■ EXERCISE DIRECTIONS: Restate, word for word, all of the material shown below.

■ EXERCISE MATERIALS:
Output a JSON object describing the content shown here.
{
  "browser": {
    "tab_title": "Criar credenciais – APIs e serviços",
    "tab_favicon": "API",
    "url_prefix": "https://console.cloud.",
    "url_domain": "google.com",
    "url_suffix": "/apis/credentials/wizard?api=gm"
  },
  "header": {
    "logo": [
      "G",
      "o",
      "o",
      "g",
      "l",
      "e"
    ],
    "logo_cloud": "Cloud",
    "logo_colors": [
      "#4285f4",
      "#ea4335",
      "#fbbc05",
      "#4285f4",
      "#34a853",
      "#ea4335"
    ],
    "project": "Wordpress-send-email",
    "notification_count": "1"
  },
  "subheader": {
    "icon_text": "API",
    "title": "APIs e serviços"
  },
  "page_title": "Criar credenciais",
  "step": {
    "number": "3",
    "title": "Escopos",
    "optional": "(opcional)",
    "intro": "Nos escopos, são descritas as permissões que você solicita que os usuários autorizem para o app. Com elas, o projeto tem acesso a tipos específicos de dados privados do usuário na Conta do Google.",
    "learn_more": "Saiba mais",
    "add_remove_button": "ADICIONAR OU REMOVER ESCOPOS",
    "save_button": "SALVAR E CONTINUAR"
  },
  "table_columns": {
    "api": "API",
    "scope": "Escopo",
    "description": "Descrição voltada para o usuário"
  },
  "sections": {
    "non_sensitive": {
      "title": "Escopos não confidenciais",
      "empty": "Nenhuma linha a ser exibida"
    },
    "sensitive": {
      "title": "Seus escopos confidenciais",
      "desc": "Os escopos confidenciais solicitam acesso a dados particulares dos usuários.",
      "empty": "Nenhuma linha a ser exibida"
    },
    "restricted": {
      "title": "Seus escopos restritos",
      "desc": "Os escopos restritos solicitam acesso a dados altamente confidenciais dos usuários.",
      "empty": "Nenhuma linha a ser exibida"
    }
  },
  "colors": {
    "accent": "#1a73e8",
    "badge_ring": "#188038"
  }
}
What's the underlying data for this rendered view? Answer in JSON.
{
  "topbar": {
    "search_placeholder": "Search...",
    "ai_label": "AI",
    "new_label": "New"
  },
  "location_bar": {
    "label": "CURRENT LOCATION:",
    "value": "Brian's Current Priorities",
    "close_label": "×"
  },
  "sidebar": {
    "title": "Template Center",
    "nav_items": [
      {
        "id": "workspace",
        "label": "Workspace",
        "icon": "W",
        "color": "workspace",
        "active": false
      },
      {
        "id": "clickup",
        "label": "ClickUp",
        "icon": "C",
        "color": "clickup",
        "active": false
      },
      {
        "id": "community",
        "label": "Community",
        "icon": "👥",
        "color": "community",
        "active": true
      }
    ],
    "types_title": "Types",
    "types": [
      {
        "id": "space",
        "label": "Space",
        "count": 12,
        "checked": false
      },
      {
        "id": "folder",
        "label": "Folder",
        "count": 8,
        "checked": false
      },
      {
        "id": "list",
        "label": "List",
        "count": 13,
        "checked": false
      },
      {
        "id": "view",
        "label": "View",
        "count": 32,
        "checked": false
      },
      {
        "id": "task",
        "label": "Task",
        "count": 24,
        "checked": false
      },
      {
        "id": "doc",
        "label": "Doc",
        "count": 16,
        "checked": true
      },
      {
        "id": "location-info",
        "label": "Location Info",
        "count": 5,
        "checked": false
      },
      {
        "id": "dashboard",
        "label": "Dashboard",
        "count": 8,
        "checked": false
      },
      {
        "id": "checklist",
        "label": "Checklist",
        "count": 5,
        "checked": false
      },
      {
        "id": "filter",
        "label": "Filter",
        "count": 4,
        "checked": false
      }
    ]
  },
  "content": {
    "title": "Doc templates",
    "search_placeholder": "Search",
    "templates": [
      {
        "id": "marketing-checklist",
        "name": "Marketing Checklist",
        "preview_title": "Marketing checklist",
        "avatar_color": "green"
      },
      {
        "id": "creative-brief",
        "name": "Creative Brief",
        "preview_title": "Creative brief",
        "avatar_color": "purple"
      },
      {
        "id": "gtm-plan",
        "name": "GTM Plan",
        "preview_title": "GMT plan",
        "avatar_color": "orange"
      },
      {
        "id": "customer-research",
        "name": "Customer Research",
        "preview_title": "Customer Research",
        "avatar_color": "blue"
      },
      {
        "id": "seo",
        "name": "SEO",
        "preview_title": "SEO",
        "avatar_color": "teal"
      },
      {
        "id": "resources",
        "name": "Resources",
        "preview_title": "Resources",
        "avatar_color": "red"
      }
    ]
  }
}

■ RIGHT ANSWER:
Output a JSON object describing the content shown here.
{
  "browser": {
    "tab_title": "Criar credenciais – APIs e serviços",
    "tab_favicon": "API",
    "url_prefix": "https://console.cloud.",
    "url_domain": "google.com",
    "url_suffix": "/apis/credentials/wizard?api=gm"
  },
  "header": {
    "logo": [
      "G",
      "o",
      "o",
      "g",
      "l",
      "e"
    ],
    "logo_cloud": "Cloud",
    "logo_colors": [
      "#4285f4",
      "#ea4335",
      "#fbbc05",
      "#4285f4",
      "#34a853",
      "#ea4335"
    ],
    "project": "Wordpress-send-email",
    "notification_count": "1"
  },
  "subheader": {
    "icon_text": "API",
    "title": "APIs e serviços"
  },
  "page_title": "Criar credenciais",
  "step": {
    "number": "3",
    "title": "Escopos",
    "optional": "(opcional)",
    "intro": "Nos escopos, são descritas as permissões que você solicita que os usuários autorizem para o app. Com elas, o projeto tem acesso a tipos específicos de dados privados do usuário na Conta do Google.",
    "learn_more": "Saiba mais",
    "add_remove_button": "ADICIONAR OU REMOVER ESCOPOS",
    "save_button": "SALVAR E CONTINUAR"
  },
  "table_columns": {
    "api": "API",
    "scope": "Escopo",
    "description": "Descrição voltada para o usuário"
  },
  "sections": {
    "non_sensitive": {
      "title": "Escopos não confidenciais",
      "empty": "Nenhuma linha a ser exibida"
    },
    "sensitive": {
      "title": "Seus escopos confidenciais",
      "desc": "Os escopos confidenciais solicitam acesso a dados particulares dos usuários.",
      "empty": "Nenhuma linha a ser exibida"
    },
    "restricted": {
      "title": "Seus escopos restritos",
      "desc": "Os escopos restritos solicitam acesso a dados altamente confidenciais dos usuários.",
      "empty": "Nenhuma linha a ser exibida"
    }
  },
  "colors": {
    "accent": "#1a73e8",
    "badge_ring": "#188038"
  }
}
What's the underlying data for this rendered view? Answer in JSON.
{
  "topbar": {
    "search_placeholder": "Search...",
    "ai_label": "AI",
    "new_label": "New"
  },
  "location_bar": {
    "label": "CURRENT LOCATION:",
    "value": "Brian's Current Priorities",
    "close_label": "×"
  },
  "sidebar": {
    "title": "Template Center",
    "nav_items": [
      {
        "id": "workspace",
        "label": "Workspace",
        "icon": "W",
        "color": "workspace",
        "active": false
      },
      {
        "id": "clickup",
        "label": "ClickUp",
        "icon": "C",
        "color": "clickup",
        "active": false
      },
      {
        "id": "community",
        "label": "Community",
        "icon": "👥",
        "color": "community",
        "active": true
      }
    ],
    "types_title": "Types",
    "types": [
      {
        "id": "space",
        "label": "Space",
        "count": 12,
        "checked": false
      },
      {
        "id": "folder",
        "label": "Folder",
        "count": 8,
        "checked": false
      },
      {
        "id": "list",
        "label": "List",
        "count": 13,
        "checked": false
      },
      {
        "id": "view",
        "label": "View",
        "count": 32,
        "checked": false
      },
      {
        "id": "task",
        "label": "Task",
        "count": 24,
        "checked": false
      },
      {
        "id": "doc",
        "label": "Doc",
        "count": 16,
        "checked": true
      },
      {
        "id": "location-info",
        "label": "Location Info",
        "count": 5,
        "checked": false
      },
      {
        "id": "dashboard",
        "label": "Dashboard",
        "count": 8,
        "checked": false
      },
      {
        "id": "checklist",
        "label": "Checklist",
        "count": 5,
        "checked": false
      },
      {
        "id": "filter",
        "label": "Filter",
        "count": 4,
        "checked": false
      }
    ]
  },
  "content": {
    "title": "Doc templates",
    "search_placeholder": "Search",
    "templates": [
      {
        "id": "marketing-checklist",
        "name": "Marketing Checklist",
        "preview_title": "Marketing checklist",
        "avatar_color": "green"
      },
      {
        "id": "creative-brief",
        "name": "Creative Brief",
        "preview_title": "Creative brief",
        "avatar_color": "purple"
      },
      {
        "id": "gtm-plan",
        "name": "GTM Plan",
        "preview_title": "GMT plan",
        "avatar_color": "orange"
      },
      {
        "id": "customer-research",
        "name": "Customer Research",
        "preview_title": "Customer Research",
        "avatar_color": "blue"
      },
      {
        "id": "seo",
        "name": "SEO",
        "preview_title": "SEO",
        "avatar_color": "teal"
      },
      {
        "id": "resources",
        "name": "Resources",
        "preview_title": "Resources",
        "avatar_color": "red"
      }
    ]
  }
}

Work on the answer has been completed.